__SUPPLIED MATERIAL__:
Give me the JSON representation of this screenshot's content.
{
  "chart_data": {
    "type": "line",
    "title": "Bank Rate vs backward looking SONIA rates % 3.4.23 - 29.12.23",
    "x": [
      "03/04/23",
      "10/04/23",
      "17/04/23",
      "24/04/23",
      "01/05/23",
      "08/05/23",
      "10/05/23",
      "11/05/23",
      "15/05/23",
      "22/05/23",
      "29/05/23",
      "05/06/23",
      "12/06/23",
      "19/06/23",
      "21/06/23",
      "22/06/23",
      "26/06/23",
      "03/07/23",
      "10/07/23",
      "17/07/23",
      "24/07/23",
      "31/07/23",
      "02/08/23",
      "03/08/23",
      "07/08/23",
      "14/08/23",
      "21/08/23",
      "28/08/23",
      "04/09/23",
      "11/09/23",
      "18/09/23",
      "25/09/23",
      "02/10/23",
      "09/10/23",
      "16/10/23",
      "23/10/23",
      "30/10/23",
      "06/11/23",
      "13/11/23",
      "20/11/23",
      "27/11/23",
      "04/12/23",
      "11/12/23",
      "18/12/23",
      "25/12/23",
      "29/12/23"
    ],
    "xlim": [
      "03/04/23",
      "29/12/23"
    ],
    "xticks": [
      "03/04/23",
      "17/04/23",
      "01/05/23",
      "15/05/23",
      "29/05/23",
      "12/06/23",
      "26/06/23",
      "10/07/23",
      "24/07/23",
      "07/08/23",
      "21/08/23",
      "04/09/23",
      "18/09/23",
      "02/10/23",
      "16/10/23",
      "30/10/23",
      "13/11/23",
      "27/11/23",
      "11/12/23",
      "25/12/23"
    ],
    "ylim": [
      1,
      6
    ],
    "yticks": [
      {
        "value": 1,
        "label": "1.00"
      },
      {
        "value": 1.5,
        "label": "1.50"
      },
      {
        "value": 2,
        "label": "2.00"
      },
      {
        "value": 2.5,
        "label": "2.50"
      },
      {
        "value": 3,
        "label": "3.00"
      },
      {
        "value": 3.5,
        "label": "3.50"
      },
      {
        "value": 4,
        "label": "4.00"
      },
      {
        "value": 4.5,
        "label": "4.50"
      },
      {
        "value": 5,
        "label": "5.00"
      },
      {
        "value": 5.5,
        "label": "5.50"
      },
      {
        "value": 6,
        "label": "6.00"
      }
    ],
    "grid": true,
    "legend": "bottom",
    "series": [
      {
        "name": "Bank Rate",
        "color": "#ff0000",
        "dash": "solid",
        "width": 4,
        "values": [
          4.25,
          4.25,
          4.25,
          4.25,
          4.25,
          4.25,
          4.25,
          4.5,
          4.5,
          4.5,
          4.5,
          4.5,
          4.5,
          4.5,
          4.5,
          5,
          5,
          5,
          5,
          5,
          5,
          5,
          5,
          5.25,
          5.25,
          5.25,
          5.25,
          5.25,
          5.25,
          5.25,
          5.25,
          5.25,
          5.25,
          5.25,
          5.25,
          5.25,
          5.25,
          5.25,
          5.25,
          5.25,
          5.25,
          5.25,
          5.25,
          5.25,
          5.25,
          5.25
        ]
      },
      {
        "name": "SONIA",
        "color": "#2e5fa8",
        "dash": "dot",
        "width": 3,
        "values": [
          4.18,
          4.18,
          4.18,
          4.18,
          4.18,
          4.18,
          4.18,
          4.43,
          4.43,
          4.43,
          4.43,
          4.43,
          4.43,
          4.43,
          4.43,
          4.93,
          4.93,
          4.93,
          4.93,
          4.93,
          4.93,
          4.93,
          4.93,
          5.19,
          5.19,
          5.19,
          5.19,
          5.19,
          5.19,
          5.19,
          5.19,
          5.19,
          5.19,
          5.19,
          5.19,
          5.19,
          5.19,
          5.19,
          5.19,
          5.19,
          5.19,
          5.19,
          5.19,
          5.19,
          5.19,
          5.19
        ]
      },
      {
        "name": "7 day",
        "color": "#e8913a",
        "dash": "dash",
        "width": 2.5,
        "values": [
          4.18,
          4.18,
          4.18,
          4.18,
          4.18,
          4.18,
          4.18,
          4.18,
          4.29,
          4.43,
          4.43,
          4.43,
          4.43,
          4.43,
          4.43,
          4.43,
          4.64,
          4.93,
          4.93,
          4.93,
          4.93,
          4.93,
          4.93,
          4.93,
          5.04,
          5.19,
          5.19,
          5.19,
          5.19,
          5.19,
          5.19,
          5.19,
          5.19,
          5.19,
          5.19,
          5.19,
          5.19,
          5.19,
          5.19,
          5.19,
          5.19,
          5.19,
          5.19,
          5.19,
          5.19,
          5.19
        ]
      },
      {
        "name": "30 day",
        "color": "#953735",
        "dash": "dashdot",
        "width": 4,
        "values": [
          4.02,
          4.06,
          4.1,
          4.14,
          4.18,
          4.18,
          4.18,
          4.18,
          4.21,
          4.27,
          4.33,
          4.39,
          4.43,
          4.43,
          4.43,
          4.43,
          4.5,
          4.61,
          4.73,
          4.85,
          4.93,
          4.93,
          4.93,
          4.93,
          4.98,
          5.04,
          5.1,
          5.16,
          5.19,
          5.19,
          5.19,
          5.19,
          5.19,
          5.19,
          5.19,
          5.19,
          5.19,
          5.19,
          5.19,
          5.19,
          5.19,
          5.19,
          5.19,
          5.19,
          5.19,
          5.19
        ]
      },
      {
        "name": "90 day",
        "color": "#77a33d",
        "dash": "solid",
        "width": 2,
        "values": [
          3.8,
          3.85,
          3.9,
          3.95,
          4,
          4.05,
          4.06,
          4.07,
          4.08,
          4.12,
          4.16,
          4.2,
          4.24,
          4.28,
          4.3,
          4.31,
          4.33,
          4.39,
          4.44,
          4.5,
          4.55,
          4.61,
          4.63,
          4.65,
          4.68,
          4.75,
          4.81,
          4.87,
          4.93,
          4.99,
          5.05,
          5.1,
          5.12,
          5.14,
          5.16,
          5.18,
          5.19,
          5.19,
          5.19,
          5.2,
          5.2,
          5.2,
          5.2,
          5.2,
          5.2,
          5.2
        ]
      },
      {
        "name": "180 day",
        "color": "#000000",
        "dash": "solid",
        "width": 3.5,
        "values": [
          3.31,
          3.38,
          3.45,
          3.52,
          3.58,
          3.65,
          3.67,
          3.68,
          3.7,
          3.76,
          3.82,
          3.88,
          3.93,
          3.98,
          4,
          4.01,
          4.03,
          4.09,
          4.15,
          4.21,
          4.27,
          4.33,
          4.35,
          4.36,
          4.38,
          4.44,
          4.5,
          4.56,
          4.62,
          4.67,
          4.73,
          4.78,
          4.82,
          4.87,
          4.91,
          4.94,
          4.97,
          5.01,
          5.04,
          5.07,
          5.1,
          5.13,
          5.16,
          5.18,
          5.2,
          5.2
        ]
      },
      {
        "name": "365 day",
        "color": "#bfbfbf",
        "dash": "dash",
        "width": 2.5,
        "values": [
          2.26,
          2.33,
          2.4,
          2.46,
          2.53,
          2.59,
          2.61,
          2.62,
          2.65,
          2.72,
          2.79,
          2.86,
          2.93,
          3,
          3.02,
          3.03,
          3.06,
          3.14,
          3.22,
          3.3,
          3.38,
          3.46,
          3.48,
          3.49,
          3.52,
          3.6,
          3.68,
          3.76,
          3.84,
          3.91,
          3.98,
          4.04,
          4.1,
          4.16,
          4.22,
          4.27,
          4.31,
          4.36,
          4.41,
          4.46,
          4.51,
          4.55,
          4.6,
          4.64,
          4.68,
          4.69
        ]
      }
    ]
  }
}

__PROBLEM__:
Locate the word "width" in the entries, and copy every line where it is found.

__FINISHED EXERCISE__:
        "width": 4,
        "width": 3,
        "width": 2.5,
        "width": 4,
        "width": 2,
        "width": 3.5,
        "width": 2.5,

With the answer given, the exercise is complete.